> _INSTRUCTION_: Each entry must be reproduced precisely as it stands.

> _THE INPUT_:
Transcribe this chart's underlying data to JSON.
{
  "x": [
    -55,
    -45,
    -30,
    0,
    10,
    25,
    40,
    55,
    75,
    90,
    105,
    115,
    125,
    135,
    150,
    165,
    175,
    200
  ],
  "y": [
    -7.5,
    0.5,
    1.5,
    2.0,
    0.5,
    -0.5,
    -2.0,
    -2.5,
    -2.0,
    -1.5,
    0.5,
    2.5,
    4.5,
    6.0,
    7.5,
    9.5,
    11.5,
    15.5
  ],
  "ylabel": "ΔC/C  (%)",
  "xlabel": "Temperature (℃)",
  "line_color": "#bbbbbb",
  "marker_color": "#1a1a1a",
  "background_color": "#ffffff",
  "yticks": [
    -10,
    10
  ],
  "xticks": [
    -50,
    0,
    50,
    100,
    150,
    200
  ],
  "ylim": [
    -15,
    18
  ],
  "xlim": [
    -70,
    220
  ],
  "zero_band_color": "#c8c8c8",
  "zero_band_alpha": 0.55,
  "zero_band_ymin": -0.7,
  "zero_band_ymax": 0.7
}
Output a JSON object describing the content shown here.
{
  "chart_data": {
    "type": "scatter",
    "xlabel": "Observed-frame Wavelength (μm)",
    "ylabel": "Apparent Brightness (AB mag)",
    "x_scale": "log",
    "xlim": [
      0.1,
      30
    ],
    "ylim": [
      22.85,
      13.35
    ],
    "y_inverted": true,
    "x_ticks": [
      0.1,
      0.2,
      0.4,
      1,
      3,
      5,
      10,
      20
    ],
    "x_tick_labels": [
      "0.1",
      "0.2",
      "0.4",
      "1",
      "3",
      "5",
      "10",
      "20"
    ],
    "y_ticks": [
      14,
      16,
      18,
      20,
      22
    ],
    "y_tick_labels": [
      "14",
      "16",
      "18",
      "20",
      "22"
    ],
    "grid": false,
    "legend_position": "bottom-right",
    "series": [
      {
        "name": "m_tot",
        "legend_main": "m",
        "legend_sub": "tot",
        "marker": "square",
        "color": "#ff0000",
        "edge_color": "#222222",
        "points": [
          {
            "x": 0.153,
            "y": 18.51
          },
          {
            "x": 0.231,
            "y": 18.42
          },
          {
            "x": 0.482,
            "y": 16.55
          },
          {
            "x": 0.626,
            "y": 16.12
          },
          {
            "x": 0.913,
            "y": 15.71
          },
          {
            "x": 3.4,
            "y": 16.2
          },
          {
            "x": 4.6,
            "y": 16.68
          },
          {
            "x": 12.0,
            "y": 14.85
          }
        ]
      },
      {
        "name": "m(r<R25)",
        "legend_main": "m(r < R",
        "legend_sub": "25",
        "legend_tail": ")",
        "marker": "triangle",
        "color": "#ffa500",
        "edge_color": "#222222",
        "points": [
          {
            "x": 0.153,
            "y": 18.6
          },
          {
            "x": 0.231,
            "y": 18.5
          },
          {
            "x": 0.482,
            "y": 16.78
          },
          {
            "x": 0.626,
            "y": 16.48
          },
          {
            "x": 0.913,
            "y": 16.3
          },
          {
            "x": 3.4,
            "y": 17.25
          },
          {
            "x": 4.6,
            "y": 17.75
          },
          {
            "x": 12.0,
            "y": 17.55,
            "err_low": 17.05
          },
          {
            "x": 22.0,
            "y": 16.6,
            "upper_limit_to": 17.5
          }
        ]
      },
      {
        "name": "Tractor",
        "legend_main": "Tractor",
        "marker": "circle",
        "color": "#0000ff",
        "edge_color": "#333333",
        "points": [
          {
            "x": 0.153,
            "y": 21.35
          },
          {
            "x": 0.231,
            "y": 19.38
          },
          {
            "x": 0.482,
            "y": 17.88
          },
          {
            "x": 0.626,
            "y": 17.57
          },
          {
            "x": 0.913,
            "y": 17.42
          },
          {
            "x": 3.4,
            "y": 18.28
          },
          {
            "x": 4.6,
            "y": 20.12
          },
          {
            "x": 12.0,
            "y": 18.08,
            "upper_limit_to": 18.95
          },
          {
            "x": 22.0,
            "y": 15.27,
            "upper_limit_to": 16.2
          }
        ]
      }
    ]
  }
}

> _ANSWER TO THIS TASK_:
Transcribe this chart's underlying data to JSON.
{
  "x": [
    -55,
    -45,
    -30,
    0,
    10,
    25,
    40,
    55,
    75,
    90,
    105,
    115,
    125,
    135,
    150,
    165,
    175,
    200
  ],
  "y": [
    -7.5,
    0.5,
    1.5,
    2.0,
    0.5,
    -0.5,
    -2.0,
    -2.5,
    -2.0,
    -1.5,
    0.5,
    2.5,
    4.5,
    6.0,
    7.5,
    9.5,
    11.5,
    15.5
  ],
  "ylabel": "ΔC/C  (%)",
  "xlabel": "Temperature (℃)",
  "line_color": "#bbbbbb",
  "marker_color": "#1a1a1a",
  "background_color": "#ffffff",
  "yticks": [
    -10,
    10
  ],
  "xticks": [
    -50,
    0,
    50,
    100,
    150,
    200
  ],
  "ylim": [
    -15,
    18
  ],
  "xlim": [
    -70,
    220
  ],
  "zero_band_color": "#c8c8c8",
  "zero_band_alpha": 0.55,
  "zero_band_ymin": -0.7,
  "zero_band_ymax": 0.7
}
Output a JSON object describing the content shown here.
{
  "chart_data": {
    "type": "scatter",
    "xlabel": "Observed-frame Wavelength (μm)",
    "ylabel": "Apparent Brightness (AB mag)",
    "x_scale": "log",
    "xlim": [
      0.1,
      30
    ],
    "ylim": [
      22.85,
      13.35
    ],
    "y_inverted": true,
    "x_ticks": [
      0.1,
      0.2,
      0.4,
      1,
      3,
      5,
      10,
      20
    ],
    "x_tick_labels": [
      "0.1",
      "0.2",
      "0.4",
      "1",
      "3",
      "5",
      "10",
      "20"
    ],
    "y_ticks": [
      14,
      16,
      18,
      20,
      22
    ],
    "y_tick_labels": [
      "14",
      "16",
      "18",
      "20",
      "22"
    ],
    "grid": false,
    "legend_position": "bottom-right",
    "series": [
      {
        "name": "m_tot",
        "legend_main": "m",
        "legend_sub": "tot",
        "marker": "square",
        "color": "#ff0000",
        "edge_color": "#222222",
        "points": [
          {
            "x": 0.153,
            "y": 18.51
          },
          {
            "x": 0.231,
            "y": 18.42
          },
          {
            "x": 0.482,
            "y": 16.55
          },
          {
            "x": 0.626,
            "y": 16.12
          },
          {
            "x": 0.913,
            "y": 15.71
          },
          {
            "x": 3.4,
            "y": 16.2
          },
          {
            "x": 4.6,
            "y": 16.68
          },
          {
            "x": 12.0,
            "y": 14.85
          }
        ]
      },
      {
        "name": "m(r<R25)",
        "legend_main": "m(r < R",
        "legend_sub": "25",
        "legend_tail": ")",
        "marker": "triangle",
        "color": "#ffa500",
        "edge_color": "#222222",
        "points": [
          {
            "x": 0.153,
            "y": 18.6
          },
          {
            "x": 0.231,
            "y": 18.5
          },
          {
            "x": 0.482,
            "y": 16.78
          },
          {
            "x": 0.626,
            "y": 16.48
          },
          {
            "x": 0.913,
            "y": 16.3
          },
          {
            "x": 3.4,
            "y": 17.25
          },
          {
            "x": 4.6,
            "y": 17.75
          },
          {
            "x": 12.0,
            "y": 17.55,
            "err_low": 17.05
          },
          {
            "x": 22.0,
            "y": 16.6,
            "upper_limit_to": 17.5
          }
        ]
      },
      {
        "name": "Tractor",
        "legend_main": "Tractor",
        "marker": "circle",
        "color": "#0000ff",
        "edge_color": "#333333",
        "points": [
          {
            "x": 0.153,
            "y": 21.35
          },
          {
            "x": 0.231,
            "y": 19.38
          },
          {
            "x": 0.482,
            "y": 17.88
          },
          {
            "x": 0.626,
            "y": 17.57
          },
          {
            "x": 0.913,
            "y": 17.42
          },
          {
            "x": 3.4,
            "y": 18.28
          },
          {
            "x": 4.6,
            "y": 20.12
          },
          {
            "x": 12.0,
            "y": 18.08,
            "upper_limit_to": 18.95
          },
          {
            "x": 22.0,
            "y": 15.27,
            "upper_limit_to": 16.2
          }
        ]
      }
    ]
  }
}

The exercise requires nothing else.